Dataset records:
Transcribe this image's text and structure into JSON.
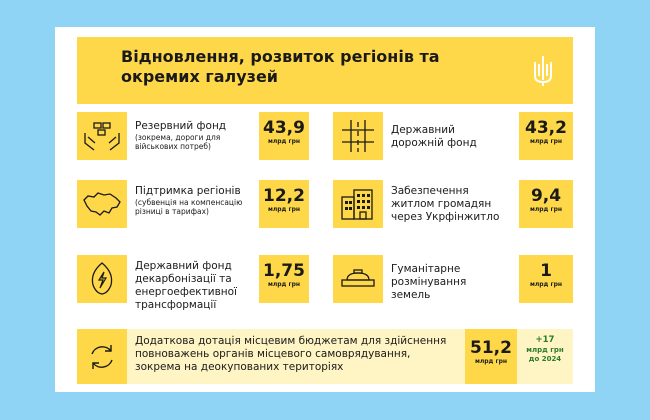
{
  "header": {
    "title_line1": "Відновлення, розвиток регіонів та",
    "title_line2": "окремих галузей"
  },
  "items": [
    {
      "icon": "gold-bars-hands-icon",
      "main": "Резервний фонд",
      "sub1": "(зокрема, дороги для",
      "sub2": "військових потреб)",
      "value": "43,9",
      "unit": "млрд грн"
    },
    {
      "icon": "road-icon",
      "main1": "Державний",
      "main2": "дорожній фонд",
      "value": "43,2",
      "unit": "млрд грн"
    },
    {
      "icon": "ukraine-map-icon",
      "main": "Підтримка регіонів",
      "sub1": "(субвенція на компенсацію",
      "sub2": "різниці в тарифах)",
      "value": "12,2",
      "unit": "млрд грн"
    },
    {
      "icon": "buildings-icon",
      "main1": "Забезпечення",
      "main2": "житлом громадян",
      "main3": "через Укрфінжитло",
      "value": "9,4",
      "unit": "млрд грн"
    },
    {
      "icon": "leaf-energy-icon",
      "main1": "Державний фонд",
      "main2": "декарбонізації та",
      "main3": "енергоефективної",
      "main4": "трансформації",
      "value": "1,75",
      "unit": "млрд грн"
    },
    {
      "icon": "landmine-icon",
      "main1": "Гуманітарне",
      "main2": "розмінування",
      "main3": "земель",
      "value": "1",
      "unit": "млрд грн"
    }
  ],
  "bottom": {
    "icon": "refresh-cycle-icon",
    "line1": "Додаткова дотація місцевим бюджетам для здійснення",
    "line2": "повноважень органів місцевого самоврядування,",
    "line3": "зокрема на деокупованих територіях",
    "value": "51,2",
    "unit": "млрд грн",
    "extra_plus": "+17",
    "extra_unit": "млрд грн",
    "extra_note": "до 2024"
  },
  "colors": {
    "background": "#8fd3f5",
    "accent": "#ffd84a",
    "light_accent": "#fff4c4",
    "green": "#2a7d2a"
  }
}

Task statement: Each record above should come back exactly the same, only without its pictures.

Task output:
Transcribe this image's text and structure into JSON.
{
  "header": {
    "title_line1": "Відновлення, розвиток регіонів та",
    "title_line2": "окремих галузей"
  },
  "items": [
    {
      "icon": "gold-bars-hands-icon",
      "main": "Резервний фонд",
      "sub1": "(зокрема, дороги для",
      "sub2": "військових потреб)",
      "value": "43,9",
      "unit": "млрд грн"
    },
    {
      "icon": "road-icon",
      "main1": "Державний",
      "main2": "дорожній фонд",
      "value": "43,2",
      "unit": "млрд грн"
    },
    {
      "icon": "ukraine-map-icon",
      "main": "Підтримка регіонів",
      "sub1": "(субвенція на компенсацію",
      "sub2": "різниці в тарифах)",
      "value": "12,2",
      "unit": "млрд грн"
    },
    {
      "icon": "buildings-icon",
      "main1": "Забезпечення",
      "main2": "житлом громадян",
      "main3": "через Укрфінжитло",
      "value": "9,4",
      "unit": "млрд грн"
    },
    {
      "icon": "leaf-energy-icon",
      "main1": "Державний фонд",
      "main2": "декарбонізації та",
      "main3": "енергоефективної",
      "main4": "трансформації",
      "value": "1,75",
      "unit": "млрд грн"
    },
    {
      "icon": "landmine-icon",
      "main1": "Гуманітарне",
      "main2": "розмінування",
      "main3": "земель",
      "value": "1",
      "unit": "млрд грн"
    }
  ],
  "bottom": {
    "icon": "refresh-cycle-icon",
    "line1": "Додаткова дотація місцевим бюджетам для здійснення",
    "line2": "повноважень органів місцевого самоврядування,",
    "line3": "зокрема на деокупованих територіях",
    "value": "51,2",
    "unit": "млрд грн",
    "extra_plus": "+17",
    "extra_unit": "млрд грн",
    "extra_note": "до 2024"
  },
  "colors": {
    "background": "#8fd3f5",
    "accent": "#ffd84a",
    "light_accent": "#fff4c4",
    "green": "#2a7d2a"
  }
}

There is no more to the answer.